Records from a collection
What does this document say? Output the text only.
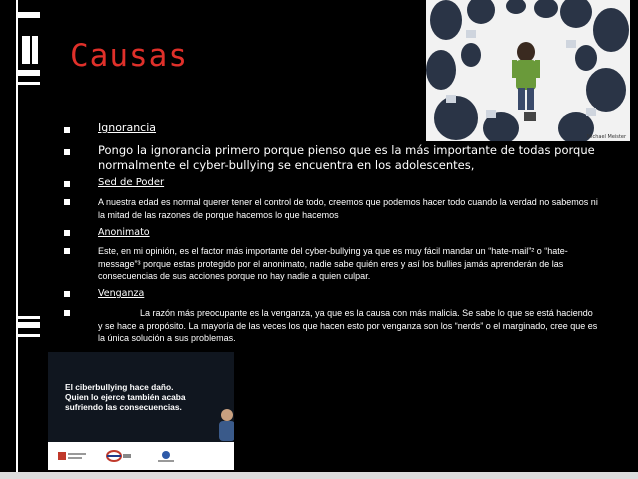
Causas
Michael Meister
Ignorancia
Pongo la ignorancia primero porque pienso que es la más importante de todas porque normalmente el cyber-bullying se encuentra en los adolescentes,
Sed de Poder
A nuestra edad es normal querer tener el control de todo, creemos que podemos hacer todo cuando la verdad no sabemos ni la mitad de las razones de porque hacemos lo que hacemos
Anonimato
Este, en mi opinión, es el factor más importante del cyber-bullying ya que es muy fácil mandar un “hate-mail”² o “hate-message”³ porque estas protegido por el anonimato, nadie sabe quién eres y así los bullies jamás aprenderán de las consecuencias de sus acciones porque no hay nadie a quien culpar.
Venganza
La razón más preocupante es la venganza, ya que es la causa con más malicia. Se sabe lo que se está haciendo y se hace a propósito. La mayoría de las veces los que hacen esto por venganza son los “nerds” o el marginado, cree que es la única solución a sus problemas.
El ciberbullying hace daño.
Quien lo ejerce también acaba
sufriendo las consecuencias.
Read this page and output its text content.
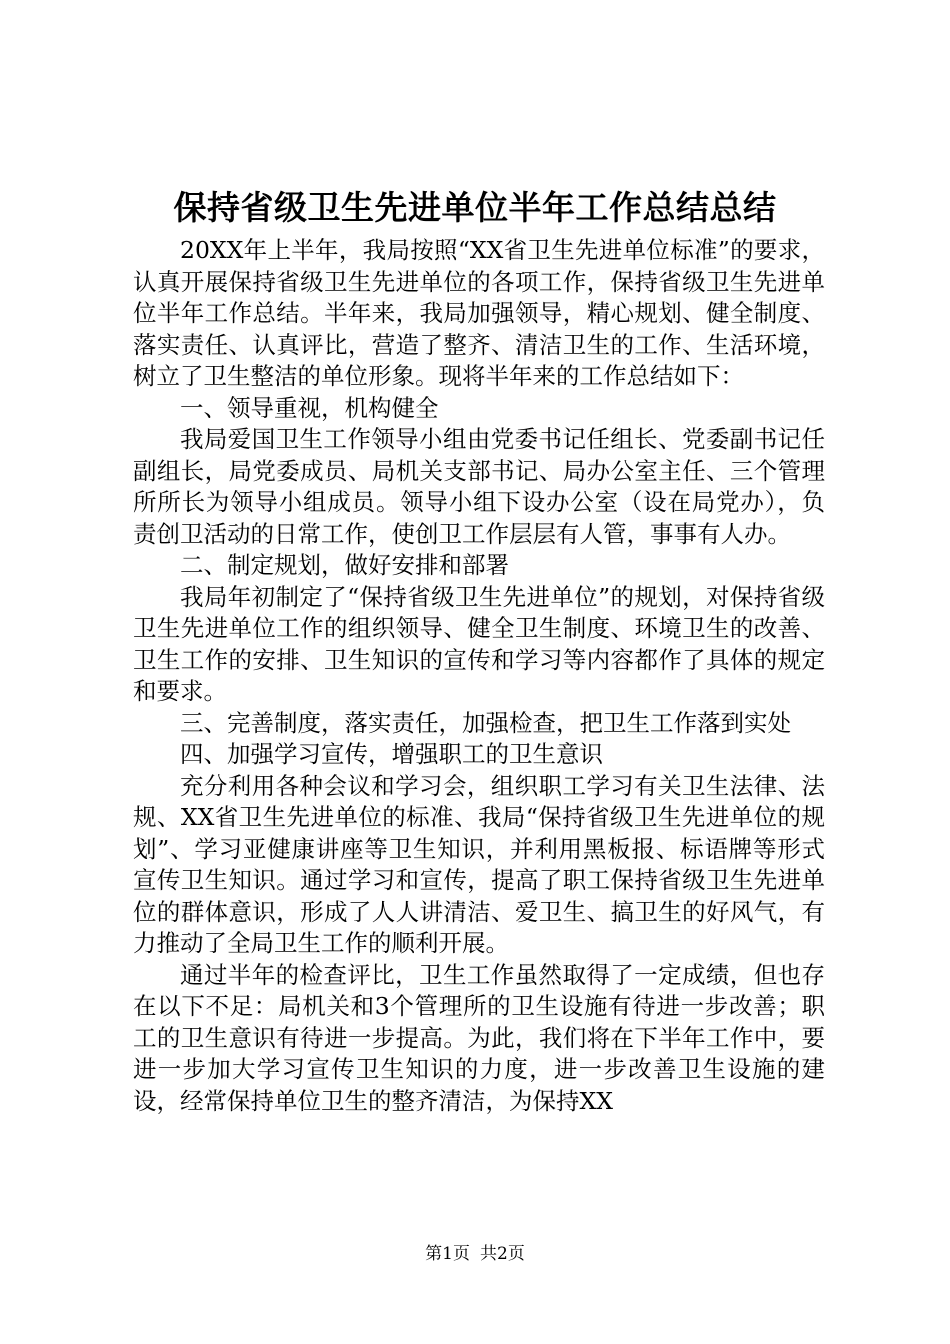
保持省级卫生先进单位半年工作总结总结

20XX年上半年，我局按照“XX省卫生先进单位标准”的要求，认真开展保持省级卫生先进单位的各项工作，保持省级卫生先进单位半年工作总结。半年来，我局加强领导，精心规划、健全制度、落实责任、认真评比，营造了整齐、清洁卫生的工作、生活环境，树立了卫生整洁的单位形象。现将半年来的工作总结如下：

一、领导重视，机构健全

我局爱国卫生工作领导小组由党委书记任组长、党委副书记任副组长，局党委成员、局机关支部书记、局办公室主任、三个管理所所长为领导小组成员。领导小组下设办公室（设在局党办），负责创卫活动的日常工作，使创卫工作层层有人管，事事有人办。

二、制定规划，做好安排和部署

我局年初制定了“保持省级卫生先进单位”的规划，对保持省级卫生先进单位工作的组织领导、健全卫生制度、环境卫生的改善、卫生工作的安排、卫生知识的宣传和学习等内容都作了具体的规定和要求。

三、完善制度，落实责任，加强检查，把卫生工作落到实处

四、加强学习宣传，增强职工的卫生意识

充分利用各种会议和学习会，组织职工学习有关卫生法律、法规、XX省卫生先进单位的标准、我局“保持省级卫生先进单位的规划”、学习亚健康讲座等卫生知识，并利用黑板报、标语牌等形式宣传卫生知识。通过学习和宣传，提高了职工保持省级卫生先进单位的群体意识，形成了人人讲清洁、爱卫生、搞卫生的好风气，有力推动了全局卫生工作的顺利开展。

通过半年的检查评比，卫生工作虽然取得了一定成绩，但也存在以下不足：局机关和3个管理所的卫生设施有待进一步改善；职工的卫生意识有待进一步提高。为此，我们将在下半年工作中，要进一步加大学习宣传卫生知识的力度，进一步改善卫生设施的建设，经常保持单位卫生的整齐清洁，为保持XX

第1页 共2页
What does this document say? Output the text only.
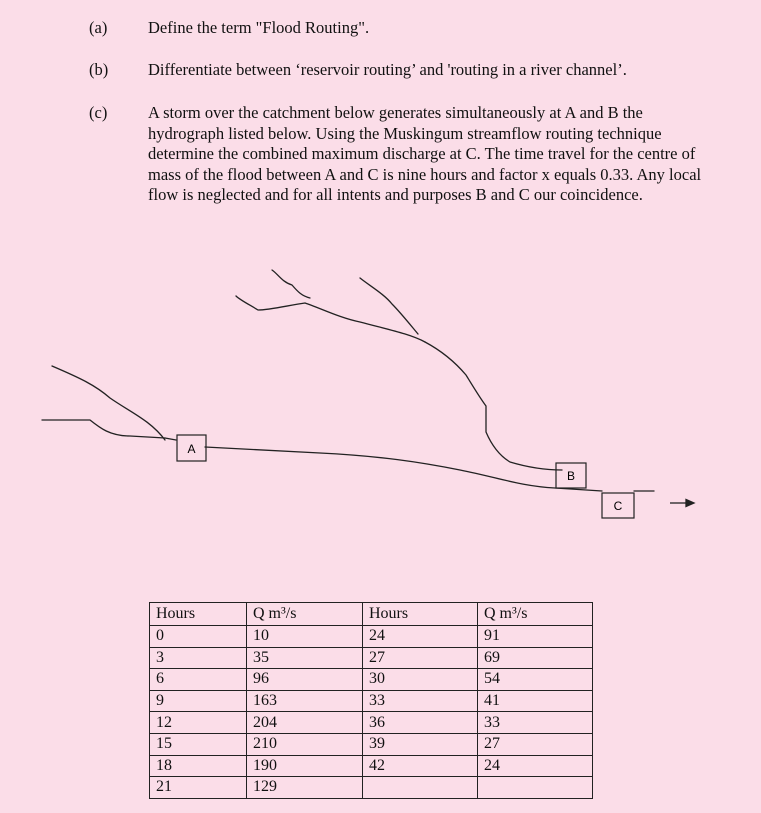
(a) Define the term "Flood Routing".
(b) Differentiate between ‘reservoir routing’ and 'routing in a river channel’.
(c) A storm over the catchment below generates simultaneously at A and B the hydrograph listed below. Using the Muskingum streamflow routing technique determine the combined maximum discharge at C. The time travel for the centre of mass of the flood between A and C is nine hours and factor x equals 0.33. Any local flow is neglected and for all intents and purposes B and C our coincidence.
A
B
C
Hours	Q m³/s	Hours	Q m³/s
0	10	24	91
3	35	27	69
6	96	30	54
9	163	33	41
12	204	36	33
15	210	39	27
18	190	42	24
21	129		
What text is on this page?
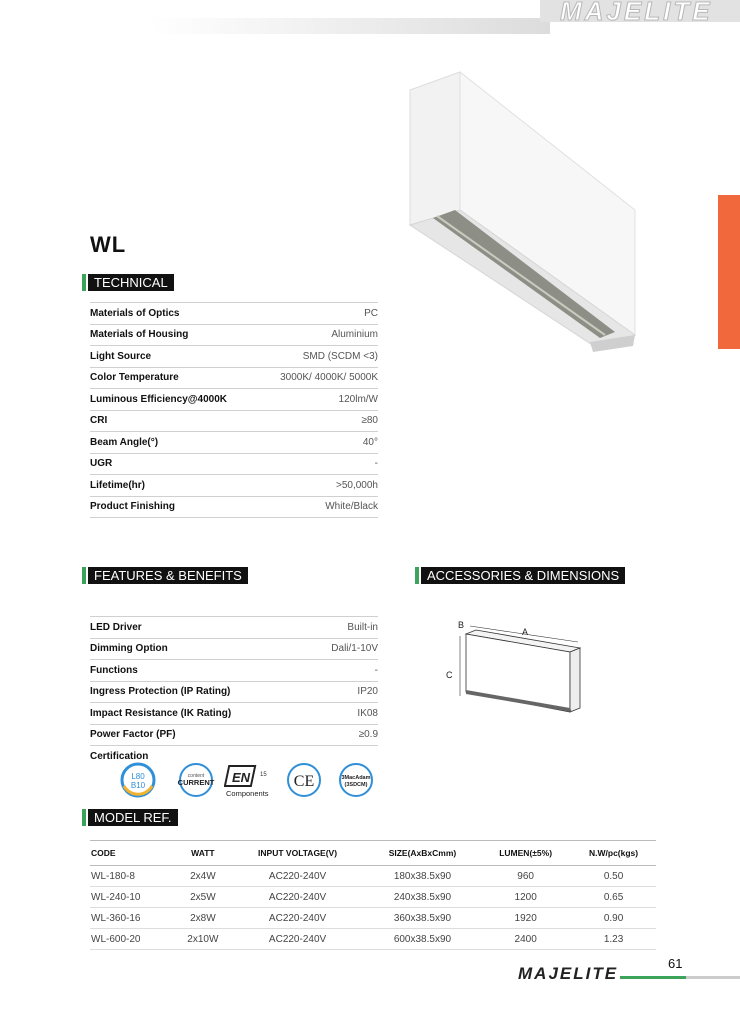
MAJELITE
WL
TECHNICAL
Materials of Optics	PC
Materials of Housing	Aluminium
Light Source	SMD (SCDM <3)
Color Temperature	3000K/ 4000K/ 5000K
Luminous Efficiency@4000K	120lm/W
CRI	≥80
Beam Angle(°)	40°
UGR	-
Lifetime(hr)	>50,000h
Product Finishing	White/Black
FEATURES & BENEFITS
LED Driver	Built-in
Dimming Option	Dali/1-10V
Functions	-
Ingress Protection (IP Rating)	IP20
Impact Resistance (IK Rating)	IK08
Power Factor (PF)	≥0.9
Certification
L80
B10
content
CURRENT EN 15
Components
CE	3MacAdam
(3SDCM)
ACCESSORIES & DIMENSIONS
B
A
C
MODEL REF.
CODE	WATT	INPUT VOLTAGE(V)	SIZE(AxBxCmm)	LUMEN(±5%)	N.W/pc(kgs)
WL-180-8	2x4W	AC220-240V	180x38.5x90	960	0.50
WL-240-10	2x5W	AC220-240V	240x38.5x90	1200	0.65
WL-360-16	2x8W	AC220-240V	360x38.5x90	1920	0.90
WL-600-20	2x10W	AC220-240V	600x38.5x90	2400	1.23
61
MAJELITE
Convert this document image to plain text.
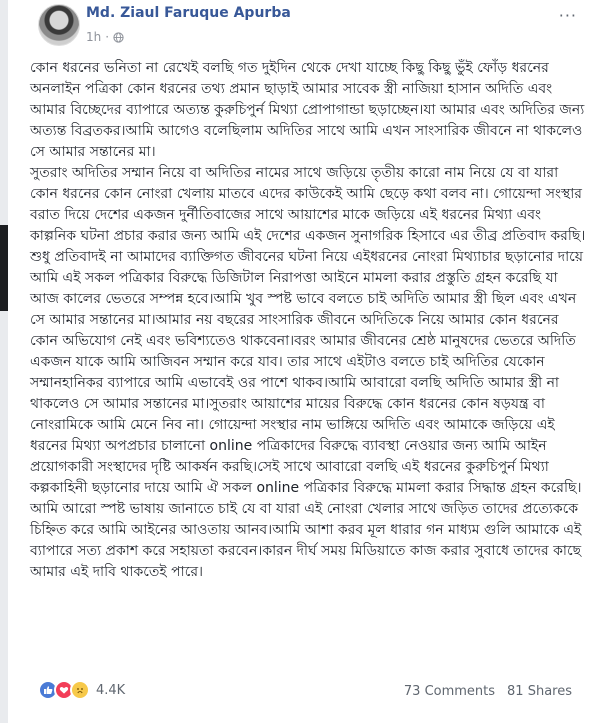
Md. Ziaul Faruque Apurba
1h ·
···

কোন ধরনের ভনিতা না রেখেই বলছি গত দুইদিন থেকে দেখা যাচ্ছে কিছু কিছু ভুঁই ফোঁড় ধরনের অনলাইন পত্রিকা কোন ধরনের তথ্য প্রমান ছাড়াই আমার সাবেক স্ত্রী নাজিয়া হাসান অদিতি এবং আমার বিচ্ছেদের ব্যাপারে অত্যন্ত কুরুচিপুর্ন মিথ্যা প্রোপাগান্ডা ছড়াচ্ছেন।যা আমার এবং অদিতির জন্য অত্যন্ত বিব্রতকর।আমি আগেও বলেছিলাম অদিতির সাথে আমি এখন সাংসারিক জীবনে না থাকলেও সে আমার সন্তানের মা।

সুতরাং অদিতির সম্মান নিয়ে বা অদিতির নামের সাথে জড়িয়ে তৃতীয় কারো নাম নিয়ে যে বা যারা কোন ধরনের কোন নোংরা খেলায় মাতবে এদের কাউকেই আমি ছেড়ে কথা বলব না। গোয়েন্দা সংস্থার বরাত দিয়ে দেশের একজন দুর্নীতিবাজের সাথে আয়াশের মাকে জড়িয়ে এই ধরনের মিথ্যা এবং কাল্পনিক ঘটনা প্রচার করার জন্য আমি এই দেশের একজন সুনাগরিক হিসাবে এর তীব্র প্রতিবাদ করছি।শুধু প্রতিবাদই না আমাদের ব্যাক্তিগত জীবনের ঘটনা নিয়ে এইধরনের নোংরা মিথ্যাচার ছড়ানোর দায়ে আমি এই সকল পত্রিকার বিরুদ্ধে ডিজিটাল নিরাপত্তা আইনে মামলা করার প্রস্তুতি গ্রহন করেছি যা আজ কালের ভেতরে সম্পন্ন হবে।আমি খুব স্পষ্ট ভাবে বলতে চাই অদিতি আমার স্ত্রী ছিল এবং এখন সে আমার সন্তানের মা।আমার নয় বছরের সাংসারিক জীবনে অদিতিকে নিয়ে আমার কোন ধরনের কোন অভিযোগ নেই এবং ভবিশ্যতেও থাকবেনা।বরং আমার জীবনের শ্রেষ্ঠ মানুষদের ভেতরে অদিতি একজন যাকে আমি আজিবন সম্মান করে যাব। তার সাথে এইটাও বলতে চাই অদিতির যেকোন সম্মানহানিকর ব্যাপারে আমি এভাবেই ওর পাশে থাকব।আমি আবারো বলছি অদিতি আমার স্ত্রী না থাকলেও সে আমার সন্তানের মা।সুতরাং আয়াশের মায়ের বিরুদ্ধে কোন ধরনের কোন ষড়যন্ত্র বা নোংরামিকে আমি মেনে নিব না। গোয়েন্দা সংস্থার নাম ভাঙ্গিয়ে অদিতি এবং আমাকে জড়িয়ে এই ধরনের মিথ্যা অপপ্রচার চালানো online পত্রিকাদের বিরুদ্ধে ব্যাবস্থা নেওয়ার জন্য আমি আইন প্রয়োগকারী সংস্থাদের দৃষ্টি আকর্ষন করছি।সেই সাথে আবারো বলছি এই ধরনের কুরুচিপুর্ন মিথ্যা কল্পকাহিনী ছড়ানোর দায়ে আমি ঐ সকল online পত্রিকার বিরুদ্ধে মামলা করার সিদ্ধান্ত গ্রহন করেছি। আমি আরো স্পষ্ট ভাষায় জানাতে চাই যে বা যারা এই নোংরা খেলার সাথে জড়িত তাদের প্রত্যেককে চিহ্নিত করে আমি আইনের আওতায় আনব।আমি আশা করব মূল ধারার গন মাধ্যম গুলি আমাকে এই ব্যাপারে সত্য প্রকাশ করে সহায়তা করবেন।কারন দীর্ঘ সময় মিডিয়াতে কাজ করার সুবাধে তাদের কাছে আমার এই দাবি থাকতেই পারে।

4.4K	73 Comments 81 Shares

**WHAT THE EXERCISE ASKS:**
Where does the word "落实责任" appear? Return each line that holds it.

**EXERCISE OUTPUT:**
20XX年上半年，我局按照“XX省卫生先进单位标准”的要求，认真开展保持省级卫生先进单位的各项工作，保持省级卫生先进单位半年工作总结。半年来，我局加强领导，精心规划、健全制度、落实责任、认真评比，营造了整齐、清洁卫生的工作、生活环境，树立了卫生整洁的单位形象。现将半年来的工作总结如下：
三、完善制度，落实责任，加强检查，把卫生工作落到实处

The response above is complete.